WHAT YOU WILL DO
Counting only lines that hold "color", give the total and nothing more.
■ ■ ■
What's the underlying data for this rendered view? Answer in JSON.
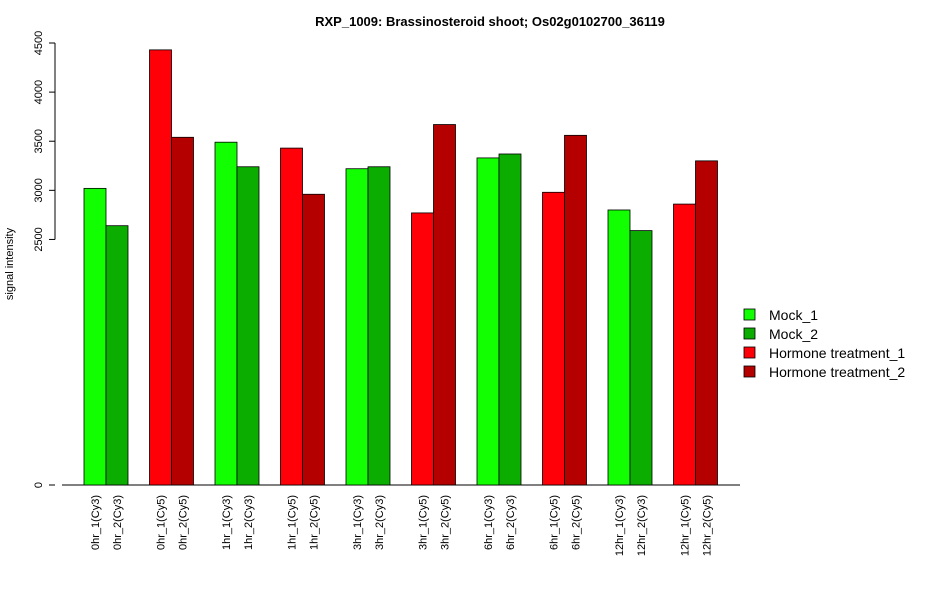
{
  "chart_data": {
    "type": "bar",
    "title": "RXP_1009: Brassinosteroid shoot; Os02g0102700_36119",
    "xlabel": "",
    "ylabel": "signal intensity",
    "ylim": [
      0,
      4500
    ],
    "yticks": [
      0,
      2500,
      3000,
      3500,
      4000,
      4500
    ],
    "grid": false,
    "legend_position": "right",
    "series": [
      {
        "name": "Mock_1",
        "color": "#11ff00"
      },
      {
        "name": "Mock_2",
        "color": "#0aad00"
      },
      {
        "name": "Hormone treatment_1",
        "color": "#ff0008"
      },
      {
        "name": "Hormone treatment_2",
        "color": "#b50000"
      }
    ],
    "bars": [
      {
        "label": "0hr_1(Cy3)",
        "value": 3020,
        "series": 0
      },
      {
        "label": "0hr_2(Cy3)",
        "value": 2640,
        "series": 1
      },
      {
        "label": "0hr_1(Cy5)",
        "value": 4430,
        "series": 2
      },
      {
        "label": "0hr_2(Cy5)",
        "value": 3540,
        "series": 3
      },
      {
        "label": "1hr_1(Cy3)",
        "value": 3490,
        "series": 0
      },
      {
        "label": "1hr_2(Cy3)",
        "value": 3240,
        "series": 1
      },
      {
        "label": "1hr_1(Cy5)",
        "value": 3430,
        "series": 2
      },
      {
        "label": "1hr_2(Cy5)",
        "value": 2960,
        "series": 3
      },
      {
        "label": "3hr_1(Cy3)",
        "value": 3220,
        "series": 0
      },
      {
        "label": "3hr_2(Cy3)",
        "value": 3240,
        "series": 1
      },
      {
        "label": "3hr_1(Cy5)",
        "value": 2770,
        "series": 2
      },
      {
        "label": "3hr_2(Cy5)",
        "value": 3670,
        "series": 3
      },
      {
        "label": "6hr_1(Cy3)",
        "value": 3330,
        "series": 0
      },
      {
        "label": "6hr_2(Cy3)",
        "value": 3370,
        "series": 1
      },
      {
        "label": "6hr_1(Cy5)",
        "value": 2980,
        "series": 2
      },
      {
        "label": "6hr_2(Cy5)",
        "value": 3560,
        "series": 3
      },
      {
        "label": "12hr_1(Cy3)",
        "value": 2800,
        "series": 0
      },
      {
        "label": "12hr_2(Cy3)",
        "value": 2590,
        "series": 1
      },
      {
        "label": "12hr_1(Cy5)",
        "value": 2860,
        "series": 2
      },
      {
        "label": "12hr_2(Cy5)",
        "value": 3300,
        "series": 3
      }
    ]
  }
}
■ ■ ■
ANSWER TO THIS EXERCISE
4